Extrait présenté:
Libreville le 25 Mars 2026 (Journal’ombre.com)- À l’approche d’un sommet énergétique prévu à Londres, plusieurs ministres africains du pétrole ont choisi de boycotter l’événement. Derrière cette absence, un signal politique fort : le rejet d’une gouvernance énergétique jugée déconnectée des priorités du continent.
Par Tréisha Leyla
Officiellement, le différend porte sur l’organisation du forum piloté par Frontier Energy Network. Mais en réalité, la fracture est plus profonde. Les États africains dénoncent une marginalisation persistante dans les espaces de décision, alors même qu’ils sont au cœur des enjeux énergétiques mondiaux.
Au centre du bras de fer : le « contenu local ». Cette notion stratégique cristallise une exigence croissante — celle de capter davantage de valeur sur place. De Nigéria à Angola, en passant par les projets gaziers entre Sénégal et Mauritanie, les politiques se renforcent : emploi local, transfert de compétences, industrialisation. L’objectif est clair : rompre avec un modèle extractif dominé par des intérêts extérieurs.

Enregistrements de données:

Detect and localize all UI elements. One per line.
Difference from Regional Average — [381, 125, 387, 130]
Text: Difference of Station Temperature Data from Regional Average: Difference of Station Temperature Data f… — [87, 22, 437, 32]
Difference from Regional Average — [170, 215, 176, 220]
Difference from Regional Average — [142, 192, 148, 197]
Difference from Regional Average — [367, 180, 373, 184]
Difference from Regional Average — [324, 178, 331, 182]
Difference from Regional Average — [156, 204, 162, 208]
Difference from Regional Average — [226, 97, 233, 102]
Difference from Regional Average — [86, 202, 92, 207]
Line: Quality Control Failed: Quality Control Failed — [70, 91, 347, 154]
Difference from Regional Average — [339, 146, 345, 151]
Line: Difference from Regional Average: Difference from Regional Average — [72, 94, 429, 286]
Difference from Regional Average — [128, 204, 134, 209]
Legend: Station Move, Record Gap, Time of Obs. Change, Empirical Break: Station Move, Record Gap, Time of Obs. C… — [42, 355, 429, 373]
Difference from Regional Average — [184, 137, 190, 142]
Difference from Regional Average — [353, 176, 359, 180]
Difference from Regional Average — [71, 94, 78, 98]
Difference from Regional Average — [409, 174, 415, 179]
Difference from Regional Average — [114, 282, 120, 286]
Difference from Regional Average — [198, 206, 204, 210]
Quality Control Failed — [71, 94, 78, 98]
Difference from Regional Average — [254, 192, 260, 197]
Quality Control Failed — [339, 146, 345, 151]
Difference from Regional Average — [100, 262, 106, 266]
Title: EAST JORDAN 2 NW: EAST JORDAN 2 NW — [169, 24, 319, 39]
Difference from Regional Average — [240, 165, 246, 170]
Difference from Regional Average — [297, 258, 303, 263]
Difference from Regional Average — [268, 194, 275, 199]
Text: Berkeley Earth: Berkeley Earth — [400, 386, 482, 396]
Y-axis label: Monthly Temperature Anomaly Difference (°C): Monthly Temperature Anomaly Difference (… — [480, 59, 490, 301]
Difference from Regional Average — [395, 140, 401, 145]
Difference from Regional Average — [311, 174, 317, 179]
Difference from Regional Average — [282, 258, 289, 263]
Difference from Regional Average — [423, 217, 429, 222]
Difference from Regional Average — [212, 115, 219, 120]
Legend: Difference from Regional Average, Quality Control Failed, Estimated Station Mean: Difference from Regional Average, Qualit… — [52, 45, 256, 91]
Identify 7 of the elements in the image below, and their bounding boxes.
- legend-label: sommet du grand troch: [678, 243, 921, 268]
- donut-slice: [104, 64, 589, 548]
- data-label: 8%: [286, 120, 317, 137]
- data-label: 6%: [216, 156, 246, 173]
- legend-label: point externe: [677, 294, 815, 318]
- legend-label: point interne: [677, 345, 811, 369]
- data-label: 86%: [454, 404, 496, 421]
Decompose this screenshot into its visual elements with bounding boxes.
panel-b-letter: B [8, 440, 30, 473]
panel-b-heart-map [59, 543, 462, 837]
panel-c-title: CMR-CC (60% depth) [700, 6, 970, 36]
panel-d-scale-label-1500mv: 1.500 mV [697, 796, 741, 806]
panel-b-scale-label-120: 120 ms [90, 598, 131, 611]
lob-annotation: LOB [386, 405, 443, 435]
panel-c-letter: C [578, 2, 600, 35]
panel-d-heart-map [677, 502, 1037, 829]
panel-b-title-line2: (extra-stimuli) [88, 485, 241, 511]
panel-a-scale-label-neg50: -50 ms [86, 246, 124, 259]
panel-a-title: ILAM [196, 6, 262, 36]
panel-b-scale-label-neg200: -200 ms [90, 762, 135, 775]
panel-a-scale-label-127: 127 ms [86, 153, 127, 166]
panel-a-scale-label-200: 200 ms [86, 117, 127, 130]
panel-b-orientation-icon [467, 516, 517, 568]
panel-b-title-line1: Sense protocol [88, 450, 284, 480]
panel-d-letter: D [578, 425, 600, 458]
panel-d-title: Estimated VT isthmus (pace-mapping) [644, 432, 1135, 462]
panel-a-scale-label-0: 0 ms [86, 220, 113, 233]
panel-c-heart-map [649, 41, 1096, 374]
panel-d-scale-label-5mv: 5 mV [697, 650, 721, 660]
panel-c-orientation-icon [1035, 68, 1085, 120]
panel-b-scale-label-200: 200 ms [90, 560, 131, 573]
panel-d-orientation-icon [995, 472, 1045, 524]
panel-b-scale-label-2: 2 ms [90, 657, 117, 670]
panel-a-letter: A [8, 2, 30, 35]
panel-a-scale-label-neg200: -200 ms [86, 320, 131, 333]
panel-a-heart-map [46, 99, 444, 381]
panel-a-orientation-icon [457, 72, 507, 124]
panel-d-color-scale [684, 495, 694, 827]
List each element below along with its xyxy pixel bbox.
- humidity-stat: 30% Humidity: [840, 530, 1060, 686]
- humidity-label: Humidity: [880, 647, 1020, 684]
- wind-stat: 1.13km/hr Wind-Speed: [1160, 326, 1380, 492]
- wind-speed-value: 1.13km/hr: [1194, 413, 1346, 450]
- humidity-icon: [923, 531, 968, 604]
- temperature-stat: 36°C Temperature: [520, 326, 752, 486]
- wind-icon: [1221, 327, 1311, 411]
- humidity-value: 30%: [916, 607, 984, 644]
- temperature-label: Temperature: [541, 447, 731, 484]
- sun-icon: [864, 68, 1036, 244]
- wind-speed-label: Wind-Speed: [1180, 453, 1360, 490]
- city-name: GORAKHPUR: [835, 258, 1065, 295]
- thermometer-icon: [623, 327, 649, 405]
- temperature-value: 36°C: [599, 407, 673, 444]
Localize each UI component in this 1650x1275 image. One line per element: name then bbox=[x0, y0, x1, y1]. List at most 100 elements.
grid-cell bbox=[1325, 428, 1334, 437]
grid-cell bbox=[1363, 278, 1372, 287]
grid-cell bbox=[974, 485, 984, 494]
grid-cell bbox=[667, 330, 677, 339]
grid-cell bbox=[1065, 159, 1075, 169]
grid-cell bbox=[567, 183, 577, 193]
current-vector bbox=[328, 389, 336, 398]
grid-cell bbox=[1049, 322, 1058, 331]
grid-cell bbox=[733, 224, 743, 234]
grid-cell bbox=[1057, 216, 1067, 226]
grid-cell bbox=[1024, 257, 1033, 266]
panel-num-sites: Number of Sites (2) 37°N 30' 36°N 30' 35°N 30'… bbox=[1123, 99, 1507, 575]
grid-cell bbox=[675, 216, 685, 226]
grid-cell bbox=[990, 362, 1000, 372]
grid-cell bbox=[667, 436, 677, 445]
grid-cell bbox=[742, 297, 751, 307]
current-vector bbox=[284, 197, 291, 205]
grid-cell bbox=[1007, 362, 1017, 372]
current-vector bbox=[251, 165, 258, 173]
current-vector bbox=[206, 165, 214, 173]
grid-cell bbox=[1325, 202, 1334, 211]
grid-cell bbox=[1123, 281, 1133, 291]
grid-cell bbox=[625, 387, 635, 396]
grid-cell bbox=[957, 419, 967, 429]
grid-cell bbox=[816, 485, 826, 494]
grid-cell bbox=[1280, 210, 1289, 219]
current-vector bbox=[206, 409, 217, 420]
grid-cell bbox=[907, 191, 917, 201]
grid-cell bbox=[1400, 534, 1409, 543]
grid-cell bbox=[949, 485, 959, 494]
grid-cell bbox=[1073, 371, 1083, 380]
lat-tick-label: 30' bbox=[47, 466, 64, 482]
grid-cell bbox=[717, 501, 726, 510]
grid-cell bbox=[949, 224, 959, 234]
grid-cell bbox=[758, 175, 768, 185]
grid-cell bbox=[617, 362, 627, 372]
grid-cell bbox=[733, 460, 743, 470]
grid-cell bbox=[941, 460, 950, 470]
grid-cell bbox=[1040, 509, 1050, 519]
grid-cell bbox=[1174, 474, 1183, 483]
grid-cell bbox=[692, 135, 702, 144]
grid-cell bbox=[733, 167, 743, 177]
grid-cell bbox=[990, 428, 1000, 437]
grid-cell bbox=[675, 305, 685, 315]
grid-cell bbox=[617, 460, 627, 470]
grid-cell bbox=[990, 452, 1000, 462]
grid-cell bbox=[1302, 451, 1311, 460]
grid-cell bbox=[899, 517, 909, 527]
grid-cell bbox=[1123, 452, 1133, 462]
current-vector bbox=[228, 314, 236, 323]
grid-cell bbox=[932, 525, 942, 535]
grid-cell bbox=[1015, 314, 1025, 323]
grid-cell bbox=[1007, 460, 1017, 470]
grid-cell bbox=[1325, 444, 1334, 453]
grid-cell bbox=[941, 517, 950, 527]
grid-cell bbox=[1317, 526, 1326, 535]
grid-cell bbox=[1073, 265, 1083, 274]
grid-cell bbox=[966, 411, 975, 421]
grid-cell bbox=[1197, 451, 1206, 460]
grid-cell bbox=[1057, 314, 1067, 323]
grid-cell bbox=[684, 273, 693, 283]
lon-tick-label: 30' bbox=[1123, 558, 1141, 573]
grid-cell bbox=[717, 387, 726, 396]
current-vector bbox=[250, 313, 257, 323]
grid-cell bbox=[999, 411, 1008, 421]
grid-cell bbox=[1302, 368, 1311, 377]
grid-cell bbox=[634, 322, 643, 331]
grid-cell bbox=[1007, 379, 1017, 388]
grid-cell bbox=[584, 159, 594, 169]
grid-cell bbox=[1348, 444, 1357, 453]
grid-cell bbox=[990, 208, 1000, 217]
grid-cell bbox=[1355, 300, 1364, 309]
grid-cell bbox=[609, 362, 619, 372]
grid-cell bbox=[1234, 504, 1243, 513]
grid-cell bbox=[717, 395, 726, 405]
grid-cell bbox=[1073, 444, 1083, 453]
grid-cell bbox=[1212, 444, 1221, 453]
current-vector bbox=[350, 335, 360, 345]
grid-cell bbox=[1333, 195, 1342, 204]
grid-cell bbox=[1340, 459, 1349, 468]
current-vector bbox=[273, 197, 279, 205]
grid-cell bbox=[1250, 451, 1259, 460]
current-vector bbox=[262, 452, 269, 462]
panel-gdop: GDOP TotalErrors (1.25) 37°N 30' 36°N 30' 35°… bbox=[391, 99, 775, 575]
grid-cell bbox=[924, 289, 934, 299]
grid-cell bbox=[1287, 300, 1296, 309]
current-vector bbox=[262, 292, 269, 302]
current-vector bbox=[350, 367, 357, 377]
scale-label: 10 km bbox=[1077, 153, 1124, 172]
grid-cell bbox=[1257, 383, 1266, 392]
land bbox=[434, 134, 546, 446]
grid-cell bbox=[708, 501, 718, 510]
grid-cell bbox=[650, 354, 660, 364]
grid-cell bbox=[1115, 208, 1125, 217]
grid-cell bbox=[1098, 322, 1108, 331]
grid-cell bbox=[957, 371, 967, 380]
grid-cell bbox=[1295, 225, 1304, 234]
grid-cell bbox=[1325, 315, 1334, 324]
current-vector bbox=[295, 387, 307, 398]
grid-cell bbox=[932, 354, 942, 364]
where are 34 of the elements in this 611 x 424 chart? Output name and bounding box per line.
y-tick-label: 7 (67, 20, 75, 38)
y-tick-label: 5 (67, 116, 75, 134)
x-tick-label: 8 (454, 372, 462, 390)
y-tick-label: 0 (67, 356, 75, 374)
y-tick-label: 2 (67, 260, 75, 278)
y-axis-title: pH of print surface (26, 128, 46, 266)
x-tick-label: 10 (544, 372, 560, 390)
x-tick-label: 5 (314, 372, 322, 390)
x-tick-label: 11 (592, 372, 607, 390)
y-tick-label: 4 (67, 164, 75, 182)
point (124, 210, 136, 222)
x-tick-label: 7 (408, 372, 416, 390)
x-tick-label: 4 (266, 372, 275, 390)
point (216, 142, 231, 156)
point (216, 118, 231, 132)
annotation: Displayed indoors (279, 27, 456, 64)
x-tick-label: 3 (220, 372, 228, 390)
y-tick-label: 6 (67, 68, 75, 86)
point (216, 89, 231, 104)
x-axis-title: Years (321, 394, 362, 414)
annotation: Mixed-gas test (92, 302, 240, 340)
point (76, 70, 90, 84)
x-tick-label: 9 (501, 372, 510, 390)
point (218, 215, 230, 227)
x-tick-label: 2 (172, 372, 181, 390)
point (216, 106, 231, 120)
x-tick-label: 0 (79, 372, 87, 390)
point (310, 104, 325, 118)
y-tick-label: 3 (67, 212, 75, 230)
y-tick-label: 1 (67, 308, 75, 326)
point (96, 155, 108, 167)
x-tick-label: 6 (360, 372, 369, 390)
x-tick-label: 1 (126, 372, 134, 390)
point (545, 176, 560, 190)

Exercices proposés:
1. Répondez aux questions suivantes sur l'article consacré au boycott du sommet énergétique de Londres :
(a) Quelle organisation pilote le forum ?
(b) Quelle notion se trouve au centre du bras de fer ?
(c) Entre quels pays se situent les projets gaziers mentionnés ?
2. Reprenez l'article sur le boycott du sommet énergétique de Londres et poursuivez-le après sa dernière phrase.
Ce travail peut se faire sans consulter les enregistrements.

Réponses aux exercices:
1.
(a) Frontier Energy Network.
(b) Le « contenu local ».
(c) Entre le Sénégal et la Mauritanie.

2.
Ce repositionnement s’inscrit dans une dynamique géopolitique plus large. Dans un contexte de transition énergétique mondiale et de recomposition des alliances, l’Afrique cherche à peser davantage face aux grandes places financières et aux majors du secteur. Le boycott devient ainsi un levier de négociation, voire un avertissement.
Pour le Gabon, cette évolution est stratégique. Entre attractivité des investissements et souveraineté économique, l’équilibre est délicat. Le pays mise sur le contenu local pour stimuler l’emploi, renforcer son tissu industriel et sécuriser ses revenus.
Au-delà de l’épisode londonien, une réalité s’impose : l’Afrique ne veut plus être un simple fournisseur de ressources, mais un acteur décisionnel. Reste à transformer cette affirmation politique en résultats concrets dans un marché énergétique mondial en mutation.